**Dataset excerpts:**
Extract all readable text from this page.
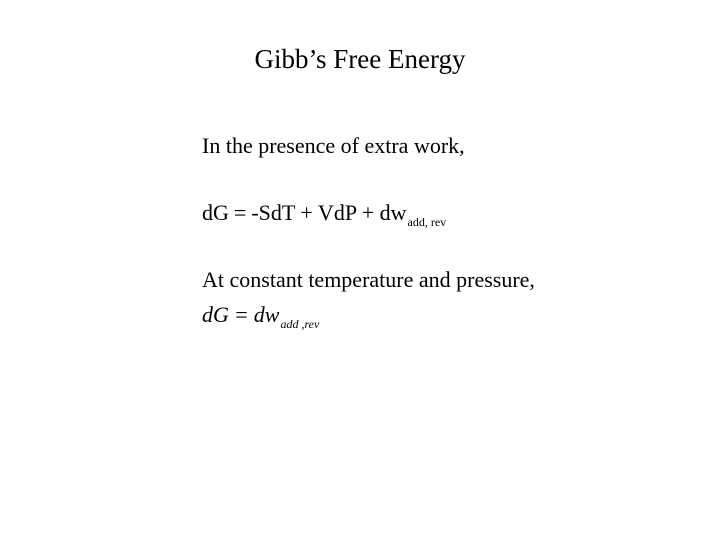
Gibb’s Free Energy
In the presence of extra work,
dG = -SdT + VdP + $dw_{add, rev}$
At constant temperature and pressure,
dG = $dw_{add ,rev}$
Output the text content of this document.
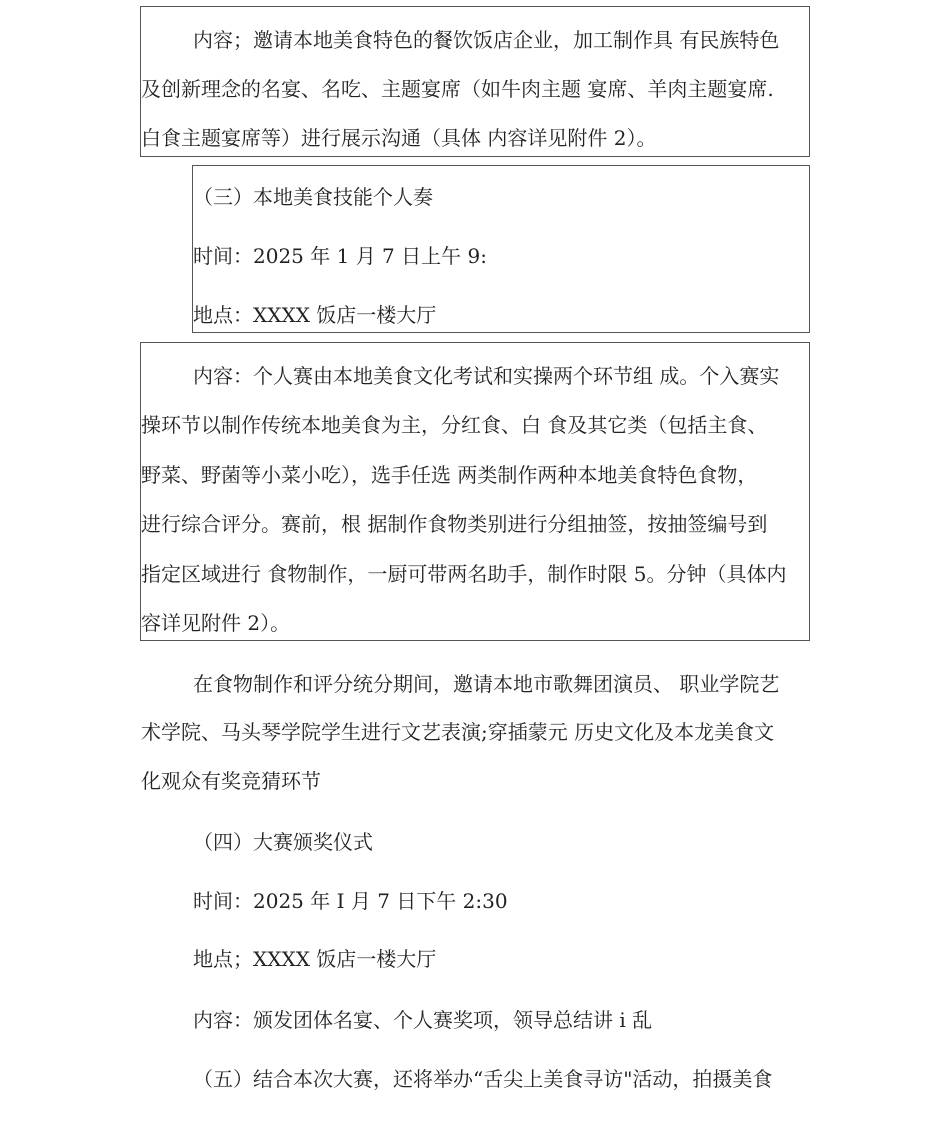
内容；邀请本地美食特色的餐饮饭店企业，加工制作具 有民族特色
及创新理念的名宴、名吃、主题宴席（如牛肉主题 宴席、羊肉主题宴席.
白食主题宴席等）进行展示沟通（具体 内容详见附件 2）。
（三）本地美食技能个人奏
时间：2025 年 1 月 7 日上午 9:
地点：XXXX 饭店一楼大厅
内容：个人赛由本地美食文化考试和实操两个环节组 成。个入赛实
操环节以制作传统本地美食为主，分红食、白 食及其它类（包括主食、
野菜、野菌等小菜小吃），选手任选 两类制作两种本地美食特色食物，
进行综合评分。赛前，根 据制作食物类别进行分组抽签，按抽签编号到
指定区域进行 食物制作，一厨可带两名助手，制作时限 5。分钟（具体内
容详见附件 2）。
在食物制作和评分统分期间，邀请本地市歌舞团演员、 职业学院艺
术学院、马头琴学院学生进行文艺表演;穿插蒙元 历史文化及本龙美食文
化观众有奖竞猜环节
（四）大赛颁奖仪式
时间：2025 年 I 月 7 日下午 2:30
地点；XXXX 饭店一楼大厅
内容：颁发团体名宴、个人赛奖项，领导总结讲 i 乱
（五）结合本次大赛，还将举办“舌尖上美食寻访"活动，拍摄美食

**Stated exercise:** Extract from the data every line where "this" shows up.

**The reply:**
Extract all readable text from this page.
Output the text content of this document.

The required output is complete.